═════ Material provided

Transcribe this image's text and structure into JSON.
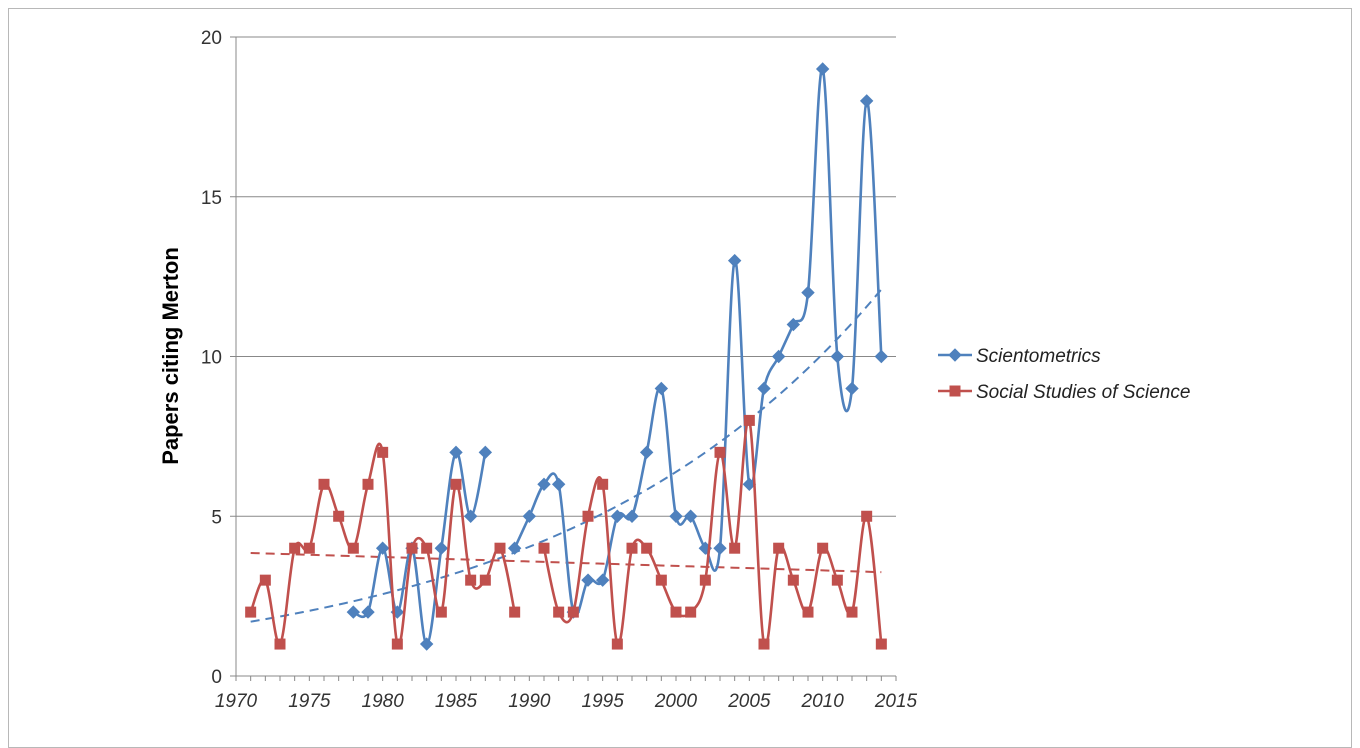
{
  "chart_data": {
    "type": "line",
    "title": "",
    "xlabel": "",
    "ylabel": "Papers citing Merton",
    "xlim": [
      1970,
      2015
    ],
    "ylim": [
      0,
      20
    ],
    "x_ticks": [
      "1970",
      "1975",
      "1980",
      "1985",
      "1990",
      "1995",
      "2000",
      "2005",
      "2010",
      "2015"
    ],
    "y_ticks": [
      "0",
      "5",
      "10",
      "15",
      "20"
    ],
    "grid": "horizontal",
    "legend_position": "right",
    "series": [
      {
        "name": "Scientometrics",
        "color": "#4f81bd",
        "marker": "diamond",
        "segments": [
          {
            "x": [
              1978,
              1979,
              1980,
              1981,
              1982,
              1983,
              1984,
              1985,
              1986,
              1987
            ],
            "y": [
              2,
              2,
              4,
              2,
              4,
              1,
              4,
              7,
              5,
              7
            ]
          },
          {
            "x": [
              1989,
              1990,
              1991,
              1992,
              1993,
              1994,
              1995,
              1996,
              1997,
              1998,
              1999,
              2000,
              2001,
              2002,
              2003,
              2004,
              2005,
              2006,
              2007,
              2008,
              2009,
              2010,
              2011,
              2012,
              2013,
              2014
            ],
            "y": [
              4,
              5,
              6,
              6,
              2,
              3,
              3,
              5,
              5,
              7,
              9,
              5,
              5,
              4,
              4,
              13,
              6,
              9,
              10,
              11,
              12,
              19,
              10,
              9,
              18,
              10
            ]
          }
        ],
        "trend": {
          "type": "exponential",
          "x": [
            1971,
            2014
          ],
          "y": [
            1.7,
            12.1
          ]
        }
      },
      {
        "name": "Social Studies of Science",
        "color": "#c0504d",
        "marker": "square",
        "segments": [
          {
            "x": [
              1971,
              1972,
              1973,
              1974,
              1975,
              1976,
              1977,
              1978,
              1979,
              1980,
              1981,
              1982,
              1983,
              1984,
              1985,
              1986,
              1987,
              1988,
              1989
            ],
            "y": [
              2,
              3,
              1,
              4,
              4,
              6,
              5,
              4,
              6,
              7,
              1,
              4,
              4,
              2,
              6,
              3,
              3,
              4,
              2
            ]
          },
          {
            "x": [
              1991,
              1992,
              1993,
              1994,
              1995,
              1996,
              1997,
              1998,
              1999,
              2000,
              2001,
              2002,
              2003,
              2004,
              2005,
              2006,
              2007,
              2008,
              2009,
              2010,
              2011,
              2012,
              2013,
              2014
            ],
            "y": [
              4,
              2,
              2,
              5,
              6,
              1,
              4,
              4,
              3,
              2,
              2,
              3,
              7,
              4,
              8,
              1,
              4,
              3,
              2,
              4,
              3,
              2,
              5,
              1
            ]
          }
        ],
        "trend": {
          "type": "linear",
          "x": [
            1971,
            2014
          ],
          "y": [
            3.85,
            3.25
          ]
        }
      }
    ]
  }
}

══════════

### Problem requirements
Give every line back word for word and leave the pictures out.

### Reply to the exercise
Transcribe this image's text and structure into JSON.
{
  "chart_data": {
    "type": "line",
    "title": "",
    "xlabel": "",
    "ylabel": "Papers citing Merton",
    "xlim": [
      1970,
      2015
    ],
    "ylim": [
      0,
      20
    ],
    "x_ticks": [
      "1970",
      "1975",
      "1980",
      "1985",
      "1990",
      "1995",
      "2000",
      "2005",
      "2010",
      "2015"
    ],
    "y_ticks": [
      "0",
      "5",
      "10",
      "15",
      "20"
    ],
    "grid": "horizontal",
    "legend_position": "right",
    "series": [
      {
        "name": "Scientometrics",
        "color": "#4f81bd",
        "marker": "diamond",
        "segments": [
          {
            "x": [
              1978,
              1979,
              1980,
              1981,
              1982,
              1983,
              1984,
              1985,
              1986,
              1987
            ],
            "y": [
              2,
              2,
              4,
              2,
              4,
              1,
              4,
              7,
              5,
              7
            ]
          },
          {
            "x": [
              1989,
              1990,
              1991,
              1992,
              1993,
              1994,
              1995,
              1996,
              1997,
              1998,
              1999,
              2000,
              2001,
              2002,
              2003,
              2004,
              2005,
              2006,
              2007,
              2008,
              2009,
              2010,
              2011,
              2012,
              2013,
              2014
            ],
            "y": [
              4,
              5,
              6,
              6,
              2,
              3,
              3,
              5,
              5,
              7,
              9,
              5,
              5,
              4,
              4,
              13,
              6,
              9,
              10,
              11,
              12,
              19,
              10,
              9,
              18,
              10
            ]
          }
        ],
        "trend": {
          "type": "exponential",
          "x": [
            1971,
            2014
          ],
          "y": [
            1.7,
            12.1
          ]
        }
      },
      {
        "name": "Social Studies of Science",
        "color": "#c0504d",
        "marker": "square",
        "segments": [
          {
            "x": [
              1971,
              1972,
              1973,
              1974,
              1975,
              1976,
              1977,
              1978,
              1979,
              1980,
              1981,
              1982,
              1983,
              1984,
              1985,
              1986,
              1987,
              1988,
              1989
            ],
            "y": [
              2,
              3,
              1,
              4,
              4,
              6,
              5,
              4,
              6,
              7,
              1,
              4,
              4,
              2,
              6,
              3,
              3,
              4,
              2
            ]
          },
          {
            "x": [
              1991,
              1992,
              1993,
              1994,
              1995,
              1996,
              1997,
              1998,
              1999,
              2000,
              2001,
              2002,
              2003,
              2004,
              2005,
              2006,
              2007,
              2008,
              2009,
              2010,
              2011,
              2012,
              2013,
              2014
            ],
            "y": [
              4,
              2,
              2,
              5,
              6,
              1,
              4,
              4,
              3,
              2,
              2,
              3,
              7,
              4,
              8,
              1,
              4,
              3,
              2,
              4,
              3,
              2,
              5,
              1
            ]
          }
        ],
        "trend": {
          "type": "linear",
          "x": [
            1971,
            2014
          ],
          "y": [
            3.85,
            3.25
          ]
        }
      }
    ]
  }
}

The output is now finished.